→ Written instruction
Identify each line in the records below that contains the word "because", and copy it.

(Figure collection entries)

══════════════════════════════

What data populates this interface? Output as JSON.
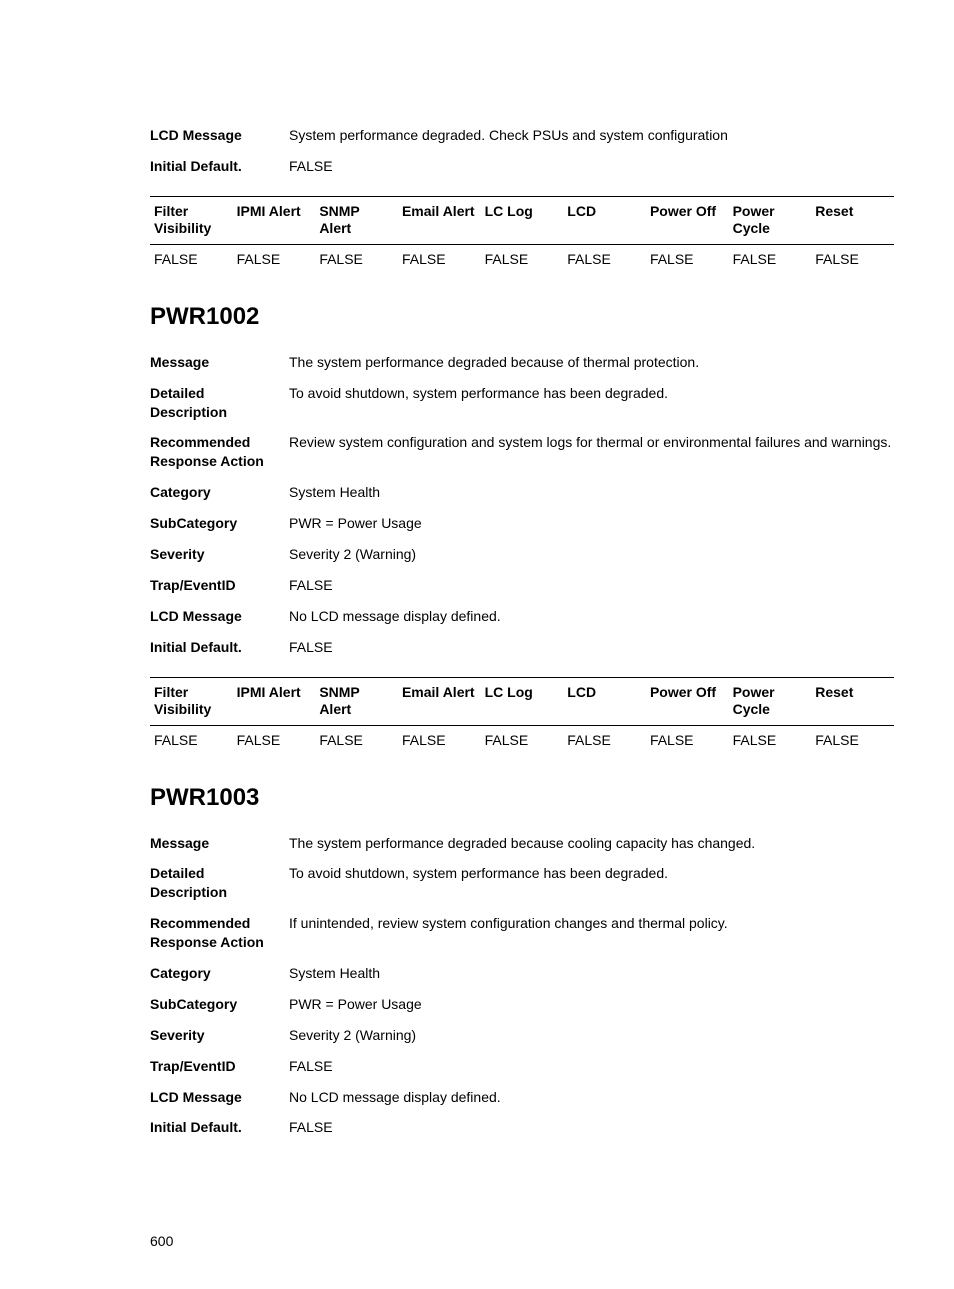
{
  "top_section": {
    "rows": [
      {
        "label": "LCD Message",
        "value": "System performance degraded. Check PSUs and system configuration"
      },
      {
        "label": "Initial Default.",
        "value": "FALSE"
      }
    ],
    "matrix_headers": [
      "Filter Visibility",
      "IPMI Alert",
      "SNMP Alert",
      "Email Alert",
      "LC Log",
      "LCD",
      "Power Off",
      "Power Cycle",
      "Reset"
    ],
    "matrix_values": [
      "FALSE",
      "FALSE",
      "FALSE",
      "FALSE",
      "FALSE",
      "FALSE",
      "FALSE",
      "FALSE",
      "FALSE"
    ]
  },
  "pwr1002": {
    "heading": "PWR1002",
    "rows": [
      {
        "label": "Message",
        "value": "The system performance degraded because of thermal protection."
      },
      {
        "label": "Detailed Description",
        "value": "To avoid shutdown, system performance has been degraded."
      },
      {
        "label": "Recommended Response Action",
        "value": "Review system configuration and system logs for thermal or environmental failures and warnings."
      },
      {
        "label": "Category",
        "value": "System Health"
      },
      {
        "label": "SubCategory",
        "value": "PWR = Power Usage"
      },
      {
        "label": "Severity",
        "value": "Severity 2 (Warning)"
      },
      {
        "label": "Trap/EventID",
        "value": "FALSE"
      },
      {
        "label": "LCD Message",
        "value": "No LCD message display defined."
      },
      {
        "label": "Initial Default.",
        "value": "FALSE"
      }
    ],
    "matrix_headers": [
      "Filter Visibility",
      "IPMI Alert",
      "SNMP Alert",
      "Email Alert",
      "LC Log",
      "LCD",
      "Power Off",
      "Power Cycle",
      "Reset"
    ],
    "matrix_values": [
      "FALSE",
      "FALSE",
      "FALSE",
      "FALSE",
      "FALSE",
      "FALSE",
      "FALSE",
      "FALSE",
      "FALSE"
    ]
  },
  "pwr1003": {
    "heading": "PWR1003",
    "rows": [
      {
        "label": "Message",
        "value": "The system performance degraded because cooling capacity has changed."
      },
      {
        "label": "Detailed Description",
        "value": "To avoid shutdown, system performance has been degraded."
      },
      {
        "label": "Recommended Response Action",
        "value": "If unintended, review system configuration changes and thermal policy."
      },
      {
        "label": "Category",
        "value": "System Health"
      },
      {
        "label": "SubCategory",
        "value": "PWR = Power Usage"
      },
      {
        "label": "Severity",
        "value": "Severity 2 (Warning)"
      },
      {
        "label": "Trap/EventID",
        "value": "FALSE"
      },
      {
        "label": "LCD Message",
        "value": "No LCD message display defined."
      },
      {
        "label": "Initial Default.",
        "value": "FALSE"
      }
    ]
  },
  "page_number": "600"
}
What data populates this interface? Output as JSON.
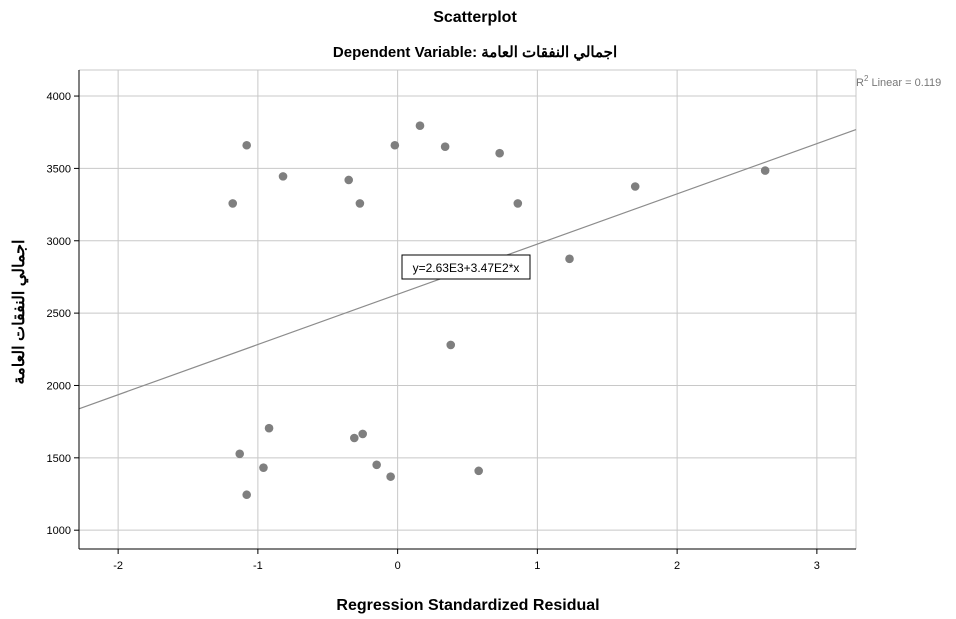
{
  "chart_data": {
    "type": "scatter",
    "title": "Scatterplot",
    "subtitle": "Dependent Variable: اجمالي النفقات العامة",
    "xlabel": "Regression Standardized Residual",
    "ylabel": "اجمالي النفقات العامة",
    "xlim": [
      -2.28,
      3.28
    ],
    "ylim": [
      870,
      4180
    ],
    "x_ticks": [
      "-2",
      "-1",
      "0",
      "1",
      "2",
      "3"
    ],
    "y_ticks": [
      "1000",
      "1500",
      "2000",
      "2500",
      "3000",
      "3500",
      "4000"
    ],
    "grid": true,
    "points": [
      {
        "x": -1.08,
        "y": 3660
      },
      {
        "x": -0.82,
        "y": 3445
      },
      {
        "x": -1.18,
        "y": 3258
      },
      {
        "x": -0.35,
        "y": 3420
      },
      {
        "x": -0.27,
        "y": 3258
      },
      {
        "x": -0.02,
        "y": 3660
      },
      {
        "x": 0.16,
        "y": 3795
      },
      {
        "x": 0.34,
        "y": 3650
      },
      {
        "x": 0.73,
        "y": 3605
      },
      {
        "x": 0.86,
        "y": 3258
      },
      {
        "x": 1.23,
        "y": 2875
      },
      {
        "x": 1.7,
        "y": 3375
      },
      {
        "x": 2.63,
        "y": 3485
      },
      {
        "x": 0.38,
        "y": 2280
      },
      {
        "x": -1.13,
        "y": 1528
      },
      {
        "x": -0.92,
        "y": 1705
      },
      {
        "x": -0.96,
        "y": 1432
      },
      {
        "x": -1.08,
        "y": 1245
      },
      {
        "x": -0.31,
        "y": 1637
      },
      {
        "x": -0.25,
        "y": 1665
      },
      {
        "x": -0.15,
        "y": 1452
      },
      {
        "x": -0.05,
        "y": 1370
      },
      {
        "x": 0.58,
        "y": 1410
      }
    ],
    "fit_line": {
      "intercept": 2630,
      "slope": 347
    },
    "equation_label": "y=2.63E3+3.47E2*x",
    "r2_label_prefix": "R",
    "r2_label_sup": "2",
    "r2_label_suffix": " Linear = 0.119",
    "colors": {
      "point": "#7f7f7f",
      "line": "#8c8c8c",
      "grid": "#c8c8c8",
      "axis": "#000000"
    }
  }
}
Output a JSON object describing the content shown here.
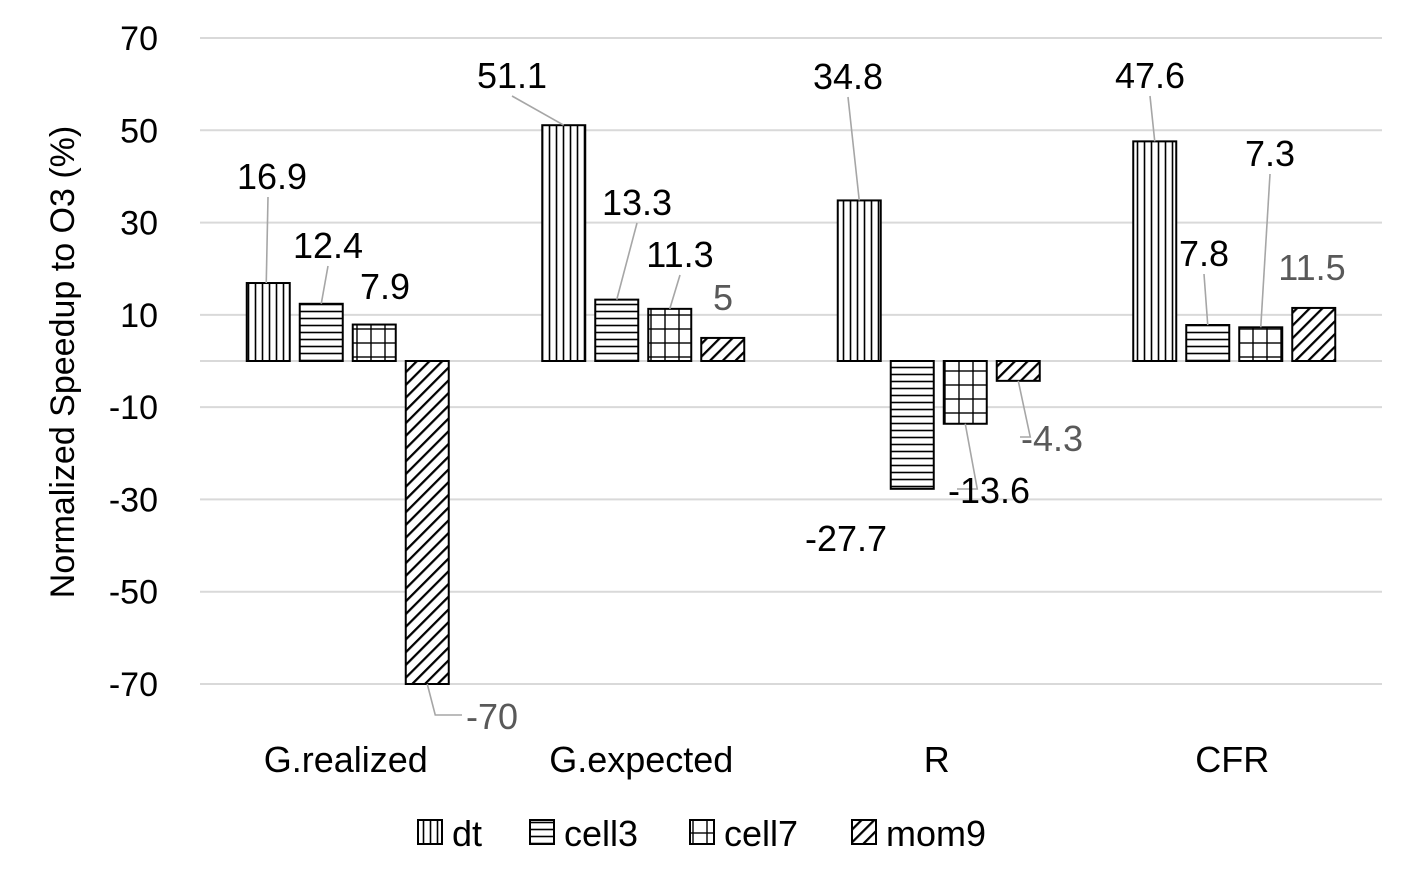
{
  "chart_data": {
    "type": "bar",
    "title": "",
    "xlabel": "",
    "ylabel": "Normalized Speedup to O3 (%)",
    "ylim": [
      -70,
      70
    ],
    "yticks": [
      70,
      50,
      30,
      10,
      -10,
      -30,
      -50,
      -70
    ],
    "grid": true,
    "legend_position": "bottom",
    "categories": [
      "G.realized",
      "G.expected",
      "R",
      "CFR"
    ],
    "series": [
      {
        "name": "dt",
        "pattern": "vertical-lines",
        "values": [
          16.9,
          51.1,
          34.8,
          47.6
        ],
        "labels": [
          "16.9",
          "51.1",
          "34.8",
          "47.6"
        ]
      },
      {
        "name": "cell3",
        "pattern": "horizontal-lines",
        "values": [
          12.4,
          13.3,
          -27.7,
          7.8
        ],
        "labels": [
          "12.4",
          "13.3",
          "-27.7",
          "7.8"
        ]
      },
      {
        "name": "cell7",
        "pattern": "grid",
        "values": [
          7.9,
          11.3,
          -13.6,
          7.3
        ],
        "labels": [
          "7.9",
          "11.3",
          "-13.6",
          "7.3"
        ]
      },
      {
        "name": "mom9",
        "pattern": "diagonal-lines",
        "values": [
          -70,
          5,
          -4.3,
          11.5
        ],
        "labels": [
          "-70",
          "5",
          "-4.3",
          "11.5"
        ]
      }
    ],
    "colors": {
      "bar_fill": "#ffffff",
      "bar_stroke": "#000000",
      "grid": "#d9d9d9",
      "leader": "#a6a6a6",
      "label_dark": "#000000",
      "label_gray": "#595959"
    }
  }
}
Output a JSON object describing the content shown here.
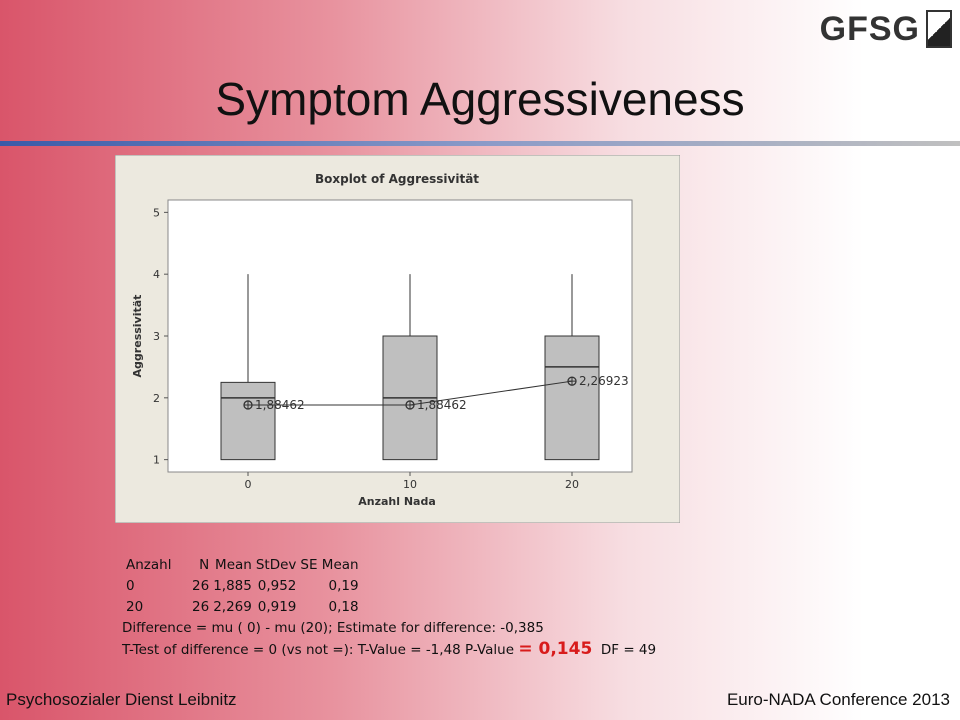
{
  "slide": {
    "title": "Symptom Aggressiveness",
    "logo": "GFSG",
    "footer_left": "Psychosozialer Dienst Leibnitz",
    "footer_right": "Euro-NADA Conference 2013"
  },
  "stats": {
    "header": [
      "Anzahl",
      "N",
      "Mean",
      "StDev",
      "SE Mean"
    ],
    "rows": [
      [
        "0",
        "26",
        "1,885",
        "0,952",
        "0,19"
      ],
      [
        "20",
        "26",
        "2,269",
        "0,919",
        "0,18"
      ]
    ],
    "difference": "Difference = mu ( 0) - mu (20); Estimate for difference:  -0,385",
    "ttest": "T-Test of difference = 0 (vs not =): T-Value = -1,48  P-Value",
    "p_value": "= 0,145",
    "df": "DF = 49"
  },
  "chart_data": {
    "type": "boxplot",
    "title": "Boxplot of Aggressivität",
    "x_label": "Anzahl Nada",
    "y_label": "Aggressivität",
    "categories": [
      "0",
      "10",
      "20"
    ],
    "whisker_low": [
      1,
      1,
      1
    ],
    "q1": [
      1,
      1,
      1
    ],
    "median": [
      2,
      2,
      2.5
    ],
    "q3": [
      2.25,
      3,
      3
    ],
    "whisker_high": [
      4,
      4,
      4
    ],
    "means": [
      1.88462,
      1.88462,
      2.26923
    ],
    "value_labels": [
      "1,88462",
      "1,88462",
      "2,26923"
    ],
    "color": "#bfbfbf",
    "ylim": [
      0.8,
      5.2
    ],
    "yticks": [
      1,
      2,
      3,
      4,
      5
    ]
  }
}
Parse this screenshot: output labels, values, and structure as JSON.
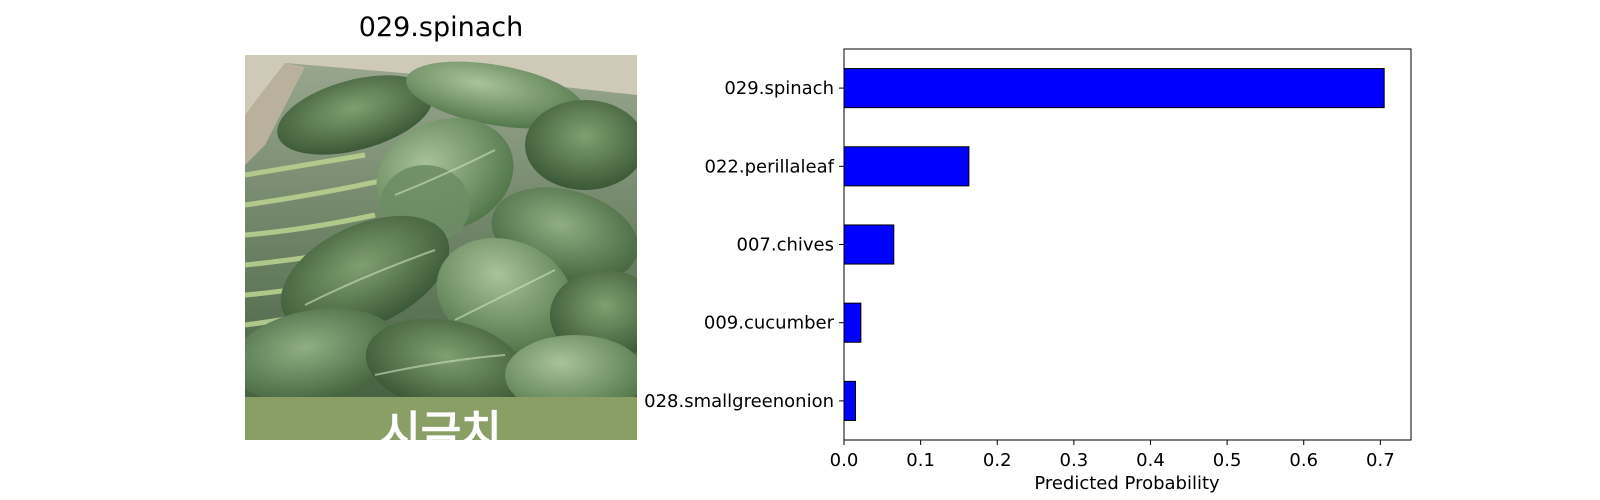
{
  "image_panel": {
    "title": "029.spinach",
    "photo_caption": "시금치"
  },
  "chart_data": {
    "type": "bar",
    "orientation": "horizontal",
    "categories": [
      "029.spinach",
      "022.perillaleaf",
      "007.chives",
      "009.cucumber",
      "028.smallgreenonion"
    ],
    "values": [
      0.705,
      0.163,
      0.065,
      0.022,
      0.015
    ],
    "xlabel": "Predicted Probability",
    "ylabel": "",
    "xlim": [
      0,
      0.74
    ],
    "xticks": [
      0.0,
      0.1,
      0.2,
      0.3,
      0.4,
      0.5,
      0.6,
      0.7
    ],
    "xtick_labels": [
      "0.0",
      "0.1",
      "0.2",
      "0.3",
      "0.4",
      "0.5",
      "0.6",
      "0.7"
    ],
    "grid": false,
    "colors": {
      "bar": "#0000ff",
      "edge": "#000000"
    }
  }
}
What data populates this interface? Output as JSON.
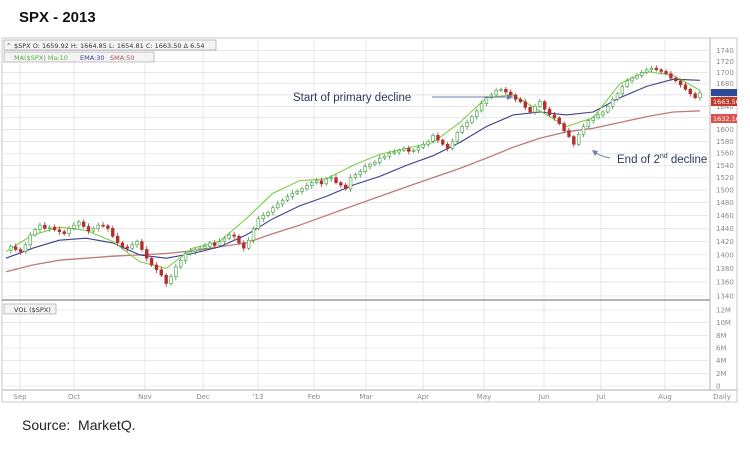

══════════════════════════════

→ Worked answer
        "value": "The system performance degraded because of thermal protection."
        "value": "The system performance degraded because cooling capacity has changed."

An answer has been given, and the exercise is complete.